:: Task inputs ::
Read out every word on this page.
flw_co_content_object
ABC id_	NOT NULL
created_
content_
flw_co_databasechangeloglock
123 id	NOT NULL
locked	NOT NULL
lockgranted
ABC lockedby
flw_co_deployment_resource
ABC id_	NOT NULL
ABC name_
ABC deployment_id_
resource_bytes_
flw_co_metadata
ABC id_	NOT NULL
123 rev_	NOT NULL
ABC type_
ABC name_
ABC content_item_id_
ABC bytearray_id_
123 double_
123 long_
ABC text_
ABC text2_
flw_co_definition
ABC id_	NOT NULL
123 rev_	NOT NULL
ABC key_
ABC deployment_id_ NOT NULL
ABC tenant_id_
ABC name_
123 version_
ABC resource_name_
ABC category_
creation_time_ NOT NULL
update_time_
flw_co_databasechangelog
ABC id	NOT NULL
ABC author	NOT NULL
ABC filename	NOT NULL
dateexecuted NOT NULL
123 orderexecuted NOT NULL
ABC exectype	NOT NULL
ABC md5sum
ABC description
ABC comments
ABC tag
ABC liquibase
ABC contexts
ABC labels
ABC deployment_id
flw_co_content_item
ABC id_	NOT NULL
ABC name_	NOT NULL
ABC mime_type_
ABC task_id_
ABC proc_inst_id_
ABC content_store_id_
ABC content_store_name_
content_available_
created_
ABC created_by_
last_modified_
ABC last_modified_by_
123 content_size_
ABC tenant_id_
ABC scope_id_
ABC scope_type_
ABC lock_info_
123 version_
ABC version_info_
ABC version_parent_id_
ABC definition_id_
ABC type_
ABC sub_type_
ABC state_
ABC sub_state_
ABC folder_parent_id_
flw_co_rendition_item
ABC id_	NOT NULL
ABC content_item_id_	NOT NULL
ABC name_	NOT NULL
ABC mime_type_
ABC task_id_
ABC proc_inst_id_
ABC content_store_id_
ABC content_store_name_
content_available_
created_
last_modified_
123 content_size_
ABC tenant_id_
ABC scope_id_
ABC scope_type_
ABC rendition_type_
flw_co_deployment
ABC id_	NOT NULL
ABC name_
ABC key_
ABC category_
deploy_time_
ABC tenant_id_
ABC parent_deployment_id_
:::
▶ **Task to carry out**: Recite the full listing above exactly.

▶ **Exercise output**:
Read out every word on this page.
flw_co_content_object
ABC id_	NOT NULL
created_
content_
flw_co_databasechangeloglock
123 id	NOT NULL
locked	NOT NULL
lockgranted
ABC lockedby
flw_co_deployment_resource
ABC id_	NOT NULL
ABC name_
ABC deployment_id_
resource_bytes_
flw_co_metadata
ABC id_	NOT NULL
123 rev_	NOT NULL
ABC type_
ABC name_
ABC content_item_id_
ABC bytearray_id_
123 double_
123 long_
ABC text_
ABC text2_
flw_co_definition
ABC id_	NOT NULL
123 rev_	NOT NULL
ABC key_
ABC deployment_id_ NOT NULL
ABC tenant_id_
ABC name_
123 version_
ABC resource_name_
ABC category_
creation_time_ NOT NULL
update_time_
flw_co_databasechangelog
ABC id	NOT NULL
ABC author	NOT NULL
ABC filename	NOT NULL
dateexecuted NOT NULL
123 orderexecuted NOT NULL
ABC exectype	NOT NULL
ABC md5sum
ABC description
ABC comments
ABC tag
ABC liquibase
ABC contexts
ABC labels
ABC deployment_id
flw_co_content_item
ABC id_	NOT NULL
ABC name_	NOT NULL
ABC mime_type_
ABC task_id_
ABC proc_inst_id_
ABC content_store_id_
ABC content_store_name_
content_available_
created_
ABC created_by_
last_modified_
ABC last_modified_by_
123 content_size_
ABC tenant_id_
ABC scope_id_
ABC scope_type_
ABC lock_info_
123 version_
ABC version_info_
ABC version_parent_id_
ABC definition_id_
ABC type_
ABC sub_type_
ABC state_
ABC sub_state_
ABC folder_parent_id_
flw_co_rendition_item
ABC id_	NOT NULL
ABC content_item_id_	NOT NULL
ABC name_	NOT NULL
ABC mime_type_
ABC task_id_
ABC proc_inst_id_
ABC content_store_id_
ABC content_store_name_
content_available_
created_
last_modified_
123 content_size_
ABC tenant_id_
ABC scope_id_
ABC scope_type_
ABC rendition_type_
flw_co_deployment
ABC id_	NOT NULL
ABC name_
ABC key_
ABC category_
deploy_time_
ABC tenant_id_
ABC parent_deployment_id_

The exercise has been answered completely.